### INFORMATION PROVIDED
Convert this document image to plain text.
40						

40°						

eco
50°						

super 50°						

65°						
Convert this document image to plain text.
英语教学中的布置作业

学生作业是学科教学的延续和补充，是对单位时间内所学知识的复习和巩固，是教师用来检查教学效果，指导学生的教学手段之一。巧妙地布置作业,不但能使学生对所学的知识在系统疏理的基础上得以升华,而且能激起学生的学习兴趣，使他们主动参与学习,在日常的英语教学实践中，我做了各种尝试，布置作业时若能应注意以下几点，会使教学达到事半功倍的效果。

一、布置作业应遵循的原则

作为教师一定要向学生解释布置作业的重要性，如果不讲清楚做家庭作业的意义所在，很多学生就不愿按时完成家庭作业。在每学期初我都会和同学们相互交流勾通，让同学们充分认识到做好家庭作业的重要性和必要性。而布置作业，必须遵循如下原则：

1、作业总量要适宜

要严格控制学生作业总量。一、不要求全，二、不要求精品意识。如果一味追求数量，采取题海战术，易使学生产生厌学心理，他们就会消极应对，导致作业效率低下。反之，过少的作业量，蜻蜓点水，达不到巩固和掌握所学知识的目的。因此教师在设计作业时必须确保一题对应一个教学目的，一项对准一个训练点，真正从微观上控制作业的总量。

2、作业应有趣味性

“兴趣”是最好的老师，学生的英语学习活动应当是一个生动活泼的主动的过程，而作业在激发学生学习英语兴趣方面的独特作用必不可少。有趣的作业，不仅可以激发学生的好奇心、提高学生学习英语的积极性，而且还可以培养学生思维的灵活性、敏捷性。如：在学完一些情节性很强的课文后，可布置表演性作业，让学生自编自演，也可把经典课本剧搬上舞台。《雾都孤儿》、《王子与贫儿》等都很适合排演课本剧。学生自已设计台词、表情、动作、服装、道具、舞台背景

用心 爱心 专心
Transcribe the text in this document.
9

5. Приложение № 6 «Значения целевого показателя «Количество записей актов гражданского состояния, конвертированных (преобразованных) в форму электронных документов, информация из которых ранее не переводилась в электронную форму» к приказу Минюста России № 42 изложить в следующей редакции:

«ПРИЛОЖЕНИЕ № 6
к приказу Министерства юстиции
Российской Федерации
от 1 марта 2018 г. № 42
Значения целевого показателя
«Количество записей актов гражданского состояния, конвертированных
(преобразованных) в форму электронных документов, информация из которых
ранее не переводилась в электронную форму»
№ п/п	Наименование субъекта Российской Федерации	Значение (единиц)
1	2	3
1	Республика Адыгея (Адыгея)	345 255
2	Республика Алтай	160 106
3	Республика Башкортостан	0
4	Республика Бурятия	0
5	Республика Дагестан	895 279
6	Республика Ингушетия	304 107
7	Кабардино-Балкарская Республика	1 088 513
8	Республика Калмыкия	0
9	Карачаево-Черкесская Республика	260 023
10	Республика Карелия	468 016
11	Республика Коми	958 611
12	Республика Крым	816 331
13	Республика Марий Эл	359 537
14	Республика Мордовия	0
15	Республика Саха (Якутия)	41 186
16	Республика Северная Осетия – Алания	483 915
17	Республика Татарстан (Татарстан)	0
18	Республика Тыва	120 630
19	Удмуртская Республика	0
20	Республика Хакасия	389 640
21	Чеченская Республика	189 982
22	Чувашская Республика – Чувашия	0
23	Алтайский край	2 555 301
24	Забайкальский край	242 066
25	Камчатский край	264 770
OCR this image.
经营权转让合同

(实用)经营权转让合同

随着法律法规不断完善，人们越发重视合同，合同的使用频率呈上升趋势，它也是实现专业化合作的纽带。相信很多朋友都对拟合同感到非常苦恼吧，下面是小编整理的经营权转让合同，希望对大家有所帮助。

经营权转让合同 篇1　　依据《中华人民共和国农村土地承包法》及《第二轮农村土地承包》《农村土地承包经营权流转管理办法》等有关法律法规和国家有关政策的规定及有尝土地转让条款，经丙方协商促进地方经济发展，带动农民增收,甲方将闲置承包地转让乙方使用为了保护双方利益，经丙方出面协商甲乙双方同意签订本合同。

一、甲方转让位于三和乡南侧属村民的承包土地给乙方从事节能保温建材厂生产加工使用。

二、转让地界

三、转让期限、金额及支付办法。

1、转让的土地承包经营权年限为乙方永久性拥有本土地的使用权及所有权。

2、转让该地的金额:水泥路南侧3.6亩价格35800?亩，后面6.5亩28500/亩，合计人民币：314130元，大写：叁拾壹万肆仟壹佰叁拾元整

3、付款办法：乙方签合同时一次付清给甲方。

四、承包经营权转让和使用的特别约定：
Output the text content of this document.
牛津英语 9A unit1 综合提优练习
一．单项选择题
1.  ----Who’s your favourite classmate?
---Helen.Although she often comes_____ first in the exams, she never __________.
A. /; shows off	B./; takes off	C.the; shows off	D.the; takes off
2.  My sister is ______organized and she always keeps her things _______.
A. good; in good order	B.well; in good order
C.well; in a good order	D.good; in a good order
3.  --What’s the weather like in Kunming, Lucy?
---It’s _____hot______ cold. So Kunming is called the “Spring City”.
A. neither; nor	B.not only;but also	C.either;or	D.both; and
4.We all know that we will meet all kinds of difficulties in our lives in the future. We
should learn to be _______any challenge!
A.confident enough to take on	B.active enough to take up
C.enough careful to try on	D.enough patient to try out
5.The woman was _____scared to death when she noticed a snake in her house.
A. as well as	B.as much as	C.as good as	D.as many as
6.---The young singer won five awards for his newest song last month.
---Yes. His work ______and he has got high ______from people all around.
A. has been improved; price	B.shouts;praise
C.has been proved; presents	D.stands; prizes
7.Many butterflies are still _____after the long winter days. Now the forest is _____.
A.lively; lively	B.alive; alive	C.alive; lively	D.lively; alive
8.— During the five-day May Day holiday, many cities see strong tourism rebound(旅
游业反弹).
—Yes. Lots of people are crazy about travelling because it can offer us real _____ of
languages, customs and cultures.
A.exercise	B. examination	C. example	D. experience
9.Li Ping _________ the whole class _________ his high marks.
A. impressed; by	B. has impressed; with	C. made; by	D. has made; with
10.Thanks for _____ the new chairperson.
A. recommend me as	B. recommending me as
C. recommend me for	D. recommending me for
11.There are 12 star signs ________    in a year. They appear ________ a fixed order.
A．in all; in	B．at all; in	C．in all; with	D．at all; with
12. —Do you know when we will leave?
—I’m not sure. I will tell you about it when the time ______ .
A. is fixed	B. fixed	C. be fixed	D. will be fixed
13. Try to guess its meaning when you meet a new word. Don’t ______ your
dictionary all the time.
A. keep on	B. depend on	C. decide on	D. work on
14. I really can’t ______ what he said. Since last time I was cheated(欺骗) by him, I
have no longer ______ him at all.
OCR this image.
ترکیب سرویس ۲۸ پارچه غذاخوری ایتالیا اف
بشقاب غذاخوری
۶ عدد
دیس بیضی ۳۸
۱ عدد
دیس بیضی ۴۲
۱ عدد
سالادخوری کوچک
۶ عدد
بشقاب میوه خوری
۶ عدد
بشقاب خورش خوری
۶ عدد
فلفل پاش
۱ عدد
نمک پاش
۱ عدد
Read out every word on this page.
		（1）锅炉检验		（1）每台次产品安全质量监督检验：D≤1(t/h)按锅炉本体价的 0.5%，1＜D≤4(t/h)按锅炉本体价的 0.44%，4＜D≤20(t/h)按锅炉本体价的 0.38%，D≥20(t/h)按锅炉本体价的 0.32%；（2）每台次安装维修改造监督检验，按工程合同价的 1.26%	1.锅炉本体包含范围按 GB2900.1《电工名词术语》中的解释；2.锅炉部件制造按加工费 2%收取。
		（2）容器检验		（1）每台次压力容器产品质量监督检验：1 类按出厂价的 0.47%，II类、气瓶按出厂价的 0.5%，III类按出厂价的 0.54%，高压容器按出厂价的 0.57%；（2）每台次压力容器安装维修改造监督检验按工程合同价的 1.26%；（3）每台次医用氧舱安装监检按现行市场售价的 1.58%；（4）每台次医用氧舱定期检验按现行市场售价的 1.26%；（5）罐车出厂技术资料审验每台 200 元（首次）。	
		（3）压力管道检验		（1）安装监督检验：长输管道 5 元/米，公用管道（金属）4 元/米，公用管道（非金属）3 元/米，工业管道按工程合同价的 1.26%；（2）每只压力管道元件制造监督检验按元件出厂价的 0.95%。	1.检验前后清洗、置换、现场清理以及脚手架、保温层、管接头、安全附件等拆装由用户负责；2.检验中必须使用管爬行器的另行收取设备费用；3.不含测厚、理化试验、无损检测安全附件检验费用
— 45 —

### EXERCISE DESCRIPTION
Pick out the lines that include the word "five" and write them out.

### ANSWER FOR THE TASK
6.---The young singer won five awards for his newest song last month.
8.— During the five-day May Day holiday, many cities see strong tourism rebound(旅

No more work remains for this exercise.